# Your objective
So that the copy matches the original, retype each line of the material below exactly.

# The input

----

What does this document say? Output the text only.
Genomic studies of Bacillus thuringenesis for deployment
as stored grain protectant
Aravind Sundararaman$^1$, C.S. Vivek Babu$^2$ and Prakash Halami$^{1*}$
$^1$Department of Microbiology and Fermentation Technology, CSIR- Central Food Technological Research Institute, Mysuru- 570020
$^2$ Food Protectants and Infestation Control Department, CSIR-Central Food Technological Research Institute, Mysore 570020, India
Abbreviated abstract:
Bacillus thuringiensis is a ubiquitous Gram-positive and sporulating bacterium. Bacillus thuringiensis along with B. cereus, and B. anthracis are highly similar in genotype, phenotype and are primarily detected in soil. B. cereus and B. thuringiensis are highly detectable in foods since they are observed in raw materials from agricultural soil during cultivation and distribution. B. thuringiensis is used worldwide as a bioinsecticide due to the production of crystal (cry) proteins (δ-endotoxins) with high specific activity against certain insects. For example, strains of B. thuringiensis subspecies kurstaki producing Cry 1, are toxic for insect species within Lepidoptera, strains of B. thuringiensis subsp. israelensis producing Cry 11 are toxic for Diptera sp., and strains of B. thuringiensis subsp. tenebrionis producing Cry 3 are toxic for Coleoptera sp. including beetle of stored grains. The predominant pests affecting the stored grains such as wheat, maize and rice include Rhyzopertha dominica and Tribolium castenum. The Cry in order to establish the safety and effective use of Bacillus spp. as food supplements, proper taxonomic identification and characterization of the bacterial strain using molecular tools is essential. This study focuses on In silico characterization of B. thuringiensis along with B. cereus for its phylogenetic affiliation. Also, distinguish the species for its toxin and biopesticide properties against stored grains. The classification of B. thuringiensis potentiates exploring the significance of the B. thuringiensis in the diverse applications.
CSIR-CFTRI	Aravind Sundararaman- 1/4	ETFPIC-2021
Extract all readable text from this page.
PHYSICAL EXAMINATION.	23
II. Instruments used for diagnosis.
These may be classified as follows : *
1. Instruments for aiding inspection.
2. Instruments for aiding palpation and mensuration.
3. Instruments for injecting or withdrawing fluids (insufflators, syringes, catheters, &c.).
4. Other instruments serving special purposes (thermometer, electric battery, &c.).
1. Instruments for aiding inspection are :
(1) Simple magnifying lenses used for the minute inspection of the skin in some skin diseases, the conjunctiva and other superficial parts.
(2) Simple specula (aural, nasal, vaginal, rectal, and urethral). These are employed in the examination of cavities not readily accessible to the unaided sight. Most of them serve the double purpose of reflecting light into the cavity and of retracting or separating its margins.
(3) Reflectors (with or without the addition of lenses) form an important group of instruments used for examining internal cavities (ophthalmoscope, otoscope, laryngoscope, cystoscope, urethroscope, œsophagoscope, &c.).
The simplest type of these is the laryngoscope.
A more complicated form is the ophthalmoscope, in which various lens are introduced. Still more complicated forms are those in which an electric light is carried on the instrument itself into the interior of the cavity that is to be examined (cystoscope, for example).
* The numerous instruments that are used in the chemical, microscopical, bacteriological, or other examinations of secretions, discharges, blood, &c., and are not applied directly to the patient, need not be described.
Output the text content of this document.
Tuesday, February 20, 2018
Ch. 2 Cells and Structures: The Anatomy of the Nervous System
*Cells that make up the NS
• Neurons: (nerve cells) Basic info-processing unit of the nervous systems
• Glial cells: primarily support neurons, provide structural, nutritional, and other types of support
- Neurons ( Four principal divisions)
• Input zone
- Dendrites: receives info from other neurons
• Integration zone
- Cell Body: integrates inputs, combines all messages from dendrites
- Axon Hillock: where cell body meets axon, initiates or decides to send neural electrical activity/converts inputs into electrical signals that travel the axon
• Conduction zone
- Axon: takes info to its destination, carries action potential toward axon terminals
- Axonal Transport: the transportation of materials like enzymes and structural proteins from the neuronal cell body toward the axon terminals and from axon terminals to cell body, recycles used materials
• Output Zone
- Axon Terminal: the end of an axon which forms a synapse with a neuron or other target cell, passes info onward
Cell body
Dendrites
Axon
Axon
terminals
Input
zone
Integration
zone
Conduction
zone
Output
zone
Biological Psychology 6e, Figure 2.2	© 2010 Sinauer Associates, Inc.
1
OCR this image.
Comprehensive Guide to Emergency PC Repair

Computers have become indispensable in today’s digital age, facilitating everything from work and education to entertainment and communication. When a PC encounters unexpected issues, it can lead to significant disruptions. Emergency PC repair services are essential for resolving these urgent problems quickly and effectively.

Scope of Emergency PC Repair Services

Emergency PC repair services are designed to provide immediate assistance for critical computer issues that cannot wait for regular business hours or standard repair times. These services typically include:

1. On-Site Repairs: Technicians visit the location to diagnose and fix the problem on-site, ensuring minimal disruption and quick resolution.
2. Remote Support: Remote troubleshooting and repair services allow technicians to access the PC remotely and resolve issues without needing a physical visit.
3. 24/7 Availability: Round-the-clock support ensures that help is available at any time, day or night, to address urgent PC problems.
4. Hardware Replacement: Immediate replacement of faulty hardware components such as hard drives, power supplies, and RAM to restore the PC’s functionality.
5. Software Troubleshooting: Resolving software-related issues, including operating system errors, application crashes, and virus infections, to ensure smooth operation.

----

# Response area
What does this document say? Output the text only.
Genomic studies of Bacillus thuringenesis for deployment
as stored grain protectant
Aravind Sundararaman$^1$, C.S. Vivek Babu$^2$ and Prakash Halami$^{1*}$
$^1$Department of Microbiology and Fermentation Technology, CSIR- Central Food Technological Research Institute, Mysuru- 570020
$^2$ Food Protectants and Infestation Control Department, CSIR-Central Food Technological Research Institute, Mysore 570020, India
Abbreviated abstract:
Bacillus thuringiensis is a ubiquitous Gram-positive and sporulating bacterium. Bacillus thuringiensis along with B. cereus, and B. anthracis are highly similar in genotype, phenotype and are primarily detected in soil. B. cereus and B. thuringiensis are highly detectable in foods since they are observed in raw materials from agricultural soil during cultivation and distribution. B. thuringiensis is used worldwide as a bioinsecticide due to the production of crystal (cry) proteins (δ-endotoxins) with high specific activity against certain insects. For example, strains of B. thuringiensis subspecies kurstaki producing Cry 1, are toxic for insect species within Lepidoptera, strains of B. thuringiensis subsp. israelensis producing Cry 11 are toxic for Diptera sp., and strains of B. thuringiensis subsp. tenebrionis producing Cry 3 are toxic for Coleoptera sp. including beetle of stored grains. The predominant pests affecting the stored grains such as wheat, maize and rice include Rhyzopertha dominica and Tribolium castenum. The Cry in order to establish the safety and effective use of Bacillus spp. as food supplements, proper taxonomic identification and characterization of the bacterial strain using molecular tools is essential. This study focuses on In silico characterization of B. thuringiensis along with B. cereus for its phylogenetic affiliation. Also, distinguish the species for its toxin and biopesticide properties against stored grains. The classification of B. thuringiensis potentiates exploring the significance of the B. thuringiensis in the diverse applications.
CSIR-CFTRI	Aravind Sundararaman- 1/4	ETFPIC-2021
Extract all readable text from this page.
PHYSICAL EXAMINATION.	23
II. Instruments used for diagnosis.
These may be classified as follows : *
1. Instruments for aiding inspection.
2. Instruments for aiding palpation and mensuration.
3. Instruments for injecting or withdrawing fluids (insufflators, syringes, catheters, &c.).
4. Other instruments serving special purposes (thermometer, electric battery, &c.).
1. Instruments for aiding inspection are :
(1) Simple magnifying lenses used for the minute inspection of the skin in some skin diseases, the conjunctiva and other superficial parts.
(2) Simple specula (aural, nasal, vaginal, rectal, and urethral). These are employed in the examination of cavities not readily accessible to the unaided sight. Most of them serve the double purpose of reflecting light into the cavity and of retracting or separating its margins.
(3) Reflectors (with or without the addition of lenses) form an important group of instruments used for examining internal cavities (ophthalmoscope, otoscope, laryngoscope, cystoscope, urethroscope, œsophagoscope, &c.).
The simplest type of these is the laryngoscope.
A more complicated form is the ophthalmoscope, in which various lens are introduced. Still more complicated forms are those in which an electric light is carried on the instrument itself into the interior of the cavity that is to be examined (cystoscope, for example).
* The numerous instruments that are used in the chemical, microscopical, bacteriological, or other examinations of secretions, discharges, blood, &c., and are not applied directly to the patient, need not be described.
Output the text content of this document.
Tuesday, February 20, 2018
Ch. 2 Cells and Structures: The Anatomy of the Nervous System
*Cells that make up the NS
• Neurons: (nerve cells) Basic info-processing unit of the nervous systems
• Glial cells: primarily support neurons, provide structural, nutritional, and other types of support
- Neurons ( Four principal divisions)
• Input zone
- Dendrites: receives info from other neurons
• Integration zone
- Cell Body: integrates inputs, combines all messages from dendrites
- Axon Hillock: where cell body meets axon, initiates or decides to send neural electrical activity/converts inputs into electrical signals that travel the axon
• Conduction zone
- Axon: takes info to its destination, carries action potential toward axon terminals
- Axonal Transport: the transportation of materials like enzymes and structural proteins from the neuronal cell body toward the axon terminals and from axon terminals to cell body, recycles used materials
• Output Zone
- Axon Terminal: the end of an axon which forms a synapse with a neuron or other target cell, passes info onward
Cell body
Dendrites
Axon
Axon
terminals
Input
zone
Integration
zone
Conduction
zone
Output
zone
Biological Psychology 6e, Figure 2.2	© 2010 Sinauer Associates, Inc.
1
OCR this image.
Comprehensive Guide to Emergency PC Repair

Computers have become indispensable in today’s digital age, facilitating everything from work and education to entertainment and communication. When a PC encounters unexpected issues, it can lead to significant disruptions. Emergency PC repair services are essential for resolving these urgent problems quickly and effectively.

Scope of Emergency PC Repair Services

Emergency PC repair services are designed to provide immediate assistance for critical computer issues that cannot wait for regular business hours or standard repair times. These services typically include:

1. On-Site Repairs: Technicians visit the location to diagnose and fix the problem on-site, ensuring minimal disruption and quick resolution.
2. Remote Support: Remote troubleshooting and repair services allow technicians to access the PC remotely and resolve issues without needing a physical visit.
3. 24/7 Availability: Round-the-clock support ensures that help is available at any time, day or night, to address urgent PC problems.
4. Hardware Replacement: Immediate replacement of faulty hardware components such as hard drives, power supplies, and RAM to restore the PC’s functionality.
5. Software Troubleshooting: Resolving software-related issues, including operating system errors, application crashes, and virus infections, to ensure smooth operation.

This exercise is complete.